### [THE PROBLEM]
Every line holding the word "text" counts once. Give the total, nothing more.

### [GIVEN DATA]
------------------------

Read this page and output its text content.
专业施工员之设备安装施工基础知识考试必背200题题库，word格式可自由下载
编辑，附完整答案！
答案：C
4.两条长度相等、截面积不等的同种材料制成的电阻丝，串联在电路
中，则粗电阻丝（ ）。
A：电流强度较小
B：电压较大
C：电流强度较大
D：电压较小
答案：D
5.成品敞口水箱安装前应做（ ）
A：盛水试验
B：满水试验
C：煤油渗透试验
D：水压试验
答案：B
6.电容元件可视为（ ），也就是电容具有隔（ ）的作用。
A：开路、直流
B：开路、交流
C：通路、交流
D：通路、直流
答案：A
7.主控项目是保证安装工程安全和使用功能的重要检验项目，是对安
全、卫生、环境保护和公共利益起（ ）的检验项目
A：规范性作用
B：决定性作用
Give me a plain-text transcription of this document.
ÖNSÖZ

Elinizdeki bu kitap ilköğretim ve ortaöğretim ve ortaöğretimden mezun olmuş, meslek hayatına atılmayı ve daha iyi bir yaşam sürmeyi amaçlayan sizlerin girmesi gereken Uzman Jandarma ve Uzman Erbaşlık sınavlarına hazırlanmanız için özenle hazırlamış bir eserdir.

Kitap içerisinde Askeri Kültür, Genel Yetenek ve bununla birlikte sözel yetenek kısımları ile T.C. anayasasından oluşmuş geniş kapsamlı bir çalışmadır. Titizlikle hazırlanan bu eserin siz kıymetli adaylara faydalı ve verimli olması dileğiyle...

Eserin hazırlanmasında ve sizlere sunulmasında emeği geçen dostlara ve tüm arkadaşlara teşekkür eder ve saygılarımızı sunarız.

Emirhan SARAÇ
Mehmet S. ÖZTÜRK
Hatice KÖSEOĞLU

------------------------

### [ANSWER TO THIS EXERCISE]
2